PASSAGE PROVIDED:
···
Aleksandar Mitic, TFF Associate*


June 26, 2006

BRUSSELS - An old saying in Montenegro used to say "Crna Gora i Srbija - to je jedna familija" ("Montenegro and Serbia - one family"). Today, pro-independence graffiti in Montenegro read "Crna i Gora i Baskija - to je jedna familija" ("Montenegro and the Basque Country - one family").

With Montenegro independent, the process of the Europe's balkanization of the Balkans will have scored one more point.

Some say it also paved a chance for many independence-hopefuls around Europe, be it in Catalonia, the Basque Country or Scotland, which have sent their observer missions to Podgorica to monitor the mechanics of intra-state divorce.

It might be contrary to the logic of European integration and the equation mark between the European Union and "borderless Europe", but it is real and it is happening in 2006, just a few weeks before the June summit on "the future of Europe".

As far as enlargement is concerned, EU leaders should answer the question: "Does a European future imply further balkanization of the Balkans?" or "Do the Balkans have to choose a nationalistic past in order to pave their way to their European future?".
···
WHAT THE TASK REQUIRES:
According to the commentary on Montenegro, what do pro-independence graffiti in Montenegro read today? The entries that follow have nothing to do with the commentary on Montenegro above.

DATA ROWS:
···
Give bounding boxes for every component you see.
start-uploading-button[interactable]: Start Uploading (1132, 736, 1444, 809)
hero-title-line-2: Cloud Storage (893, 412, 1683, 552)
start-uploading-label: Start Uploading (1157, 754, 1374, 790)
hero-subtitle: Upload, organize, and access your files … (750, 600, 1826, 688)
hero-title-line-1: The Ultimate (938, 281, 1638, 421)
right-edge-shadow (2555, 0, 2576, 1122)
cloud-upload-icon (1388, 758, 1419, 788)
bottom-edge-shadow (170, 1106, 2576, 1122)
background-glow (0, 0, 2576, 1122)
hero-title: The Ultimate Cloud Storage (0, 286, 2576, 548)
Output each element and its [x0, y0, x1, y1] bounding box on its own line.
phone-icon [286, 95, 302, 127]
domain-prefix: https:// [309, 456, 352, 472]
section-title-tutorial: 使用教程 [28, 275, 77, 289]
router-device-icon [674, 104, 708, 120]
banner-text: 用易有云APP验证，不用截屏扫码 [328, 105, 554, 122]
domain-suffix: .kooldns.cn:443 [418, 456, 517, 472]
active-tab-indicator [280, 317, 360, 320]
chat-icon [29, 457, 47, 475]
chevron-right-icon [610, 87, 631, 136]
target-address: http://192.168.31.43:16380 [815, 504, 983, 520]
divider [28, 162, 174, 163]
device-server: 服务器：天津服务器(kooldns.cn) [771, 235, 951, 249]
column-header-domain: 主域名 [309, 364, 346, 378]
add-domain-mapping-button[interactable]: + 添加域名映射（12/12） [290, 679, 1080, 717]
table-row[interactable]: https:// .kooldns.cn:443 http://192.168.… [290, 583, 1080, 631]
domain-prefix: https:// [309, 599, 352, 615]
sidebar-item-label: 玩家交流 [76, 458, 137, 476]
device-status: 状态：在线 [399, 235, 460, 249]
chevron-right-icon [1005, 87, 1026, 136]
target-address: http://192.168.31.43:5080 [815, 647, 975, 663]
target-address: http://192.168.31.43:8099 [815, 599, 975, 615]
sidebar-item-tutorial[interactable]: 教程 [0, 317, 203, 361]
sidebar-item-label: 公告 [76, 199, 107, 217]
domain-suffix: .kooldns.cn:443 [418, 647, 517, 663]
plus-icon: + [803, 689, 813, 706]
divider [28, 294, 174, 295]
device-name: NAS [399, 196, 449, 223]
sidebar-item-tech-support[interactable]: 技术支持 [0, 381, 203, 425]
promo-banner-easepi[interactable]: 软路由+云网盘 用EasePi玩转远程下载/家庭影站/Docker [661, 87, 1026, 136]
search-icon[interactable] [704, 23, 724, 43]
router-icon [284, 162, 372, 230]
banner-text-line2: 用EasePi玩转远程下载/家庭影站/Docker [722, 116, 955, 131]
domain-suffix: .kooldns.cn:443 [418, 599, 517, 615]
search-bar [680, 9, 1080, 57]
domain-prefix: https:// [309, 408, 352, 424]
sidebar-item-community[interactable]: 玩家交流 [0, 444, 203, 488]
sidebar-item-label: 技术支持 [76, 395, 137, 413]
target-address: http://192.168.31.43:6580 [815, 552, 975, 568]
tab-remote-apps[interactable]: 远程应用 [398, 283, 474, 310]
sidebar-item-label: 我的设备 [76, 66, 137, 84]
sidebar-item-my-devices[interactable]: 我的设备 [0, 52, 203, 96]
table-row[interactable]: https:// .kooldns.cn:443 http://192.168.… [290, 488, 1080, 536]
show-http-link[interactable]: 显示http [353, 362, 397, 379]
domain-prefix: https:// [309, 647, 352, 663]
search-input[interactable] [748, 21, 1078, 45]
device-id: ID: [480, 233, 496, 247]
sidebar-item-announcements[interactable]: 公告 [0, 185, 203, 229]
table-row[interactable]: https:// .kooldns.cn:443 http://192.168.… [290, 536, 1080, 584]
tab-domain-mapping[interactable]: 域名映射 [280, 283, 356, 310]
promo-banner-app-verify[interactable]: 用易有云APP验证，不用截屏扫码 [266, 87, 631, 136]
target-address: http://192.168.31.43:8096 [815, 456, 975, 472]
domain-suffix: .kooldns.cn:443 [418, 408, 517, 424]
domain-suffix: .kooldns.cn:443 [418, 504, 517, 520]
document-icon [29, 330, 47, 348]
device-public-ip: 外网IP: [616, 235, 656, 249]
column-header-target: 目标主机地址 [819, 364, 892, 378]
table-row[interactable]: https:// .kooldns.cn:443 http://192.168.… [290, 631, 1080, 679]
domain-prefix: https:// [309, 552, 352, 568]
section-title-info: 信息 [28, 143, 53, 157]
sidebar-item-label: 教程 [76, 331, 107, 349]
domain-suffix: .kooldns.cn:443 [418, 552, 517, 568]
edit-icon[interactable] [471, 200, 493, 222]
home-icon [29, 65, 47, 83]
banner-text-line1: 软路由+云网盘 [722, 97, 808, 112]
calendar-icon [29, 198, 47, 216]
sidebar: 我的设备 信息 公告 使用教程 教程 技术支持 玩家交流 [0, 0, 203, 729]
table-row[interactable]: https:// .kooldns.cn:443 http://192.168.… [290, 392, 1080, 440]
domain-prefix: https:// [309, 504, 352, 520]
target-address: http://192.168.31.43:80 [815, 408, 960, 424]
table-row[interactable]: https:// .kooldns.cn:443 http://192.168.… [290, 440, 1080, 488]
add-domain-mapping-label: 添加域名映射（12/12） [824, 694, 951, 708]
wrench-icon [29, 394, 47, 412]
···
TASK RESPONSE:
"Crna i Gora i Baskija - to je jedna familija" ("Montenegro and the Basque Country - one family").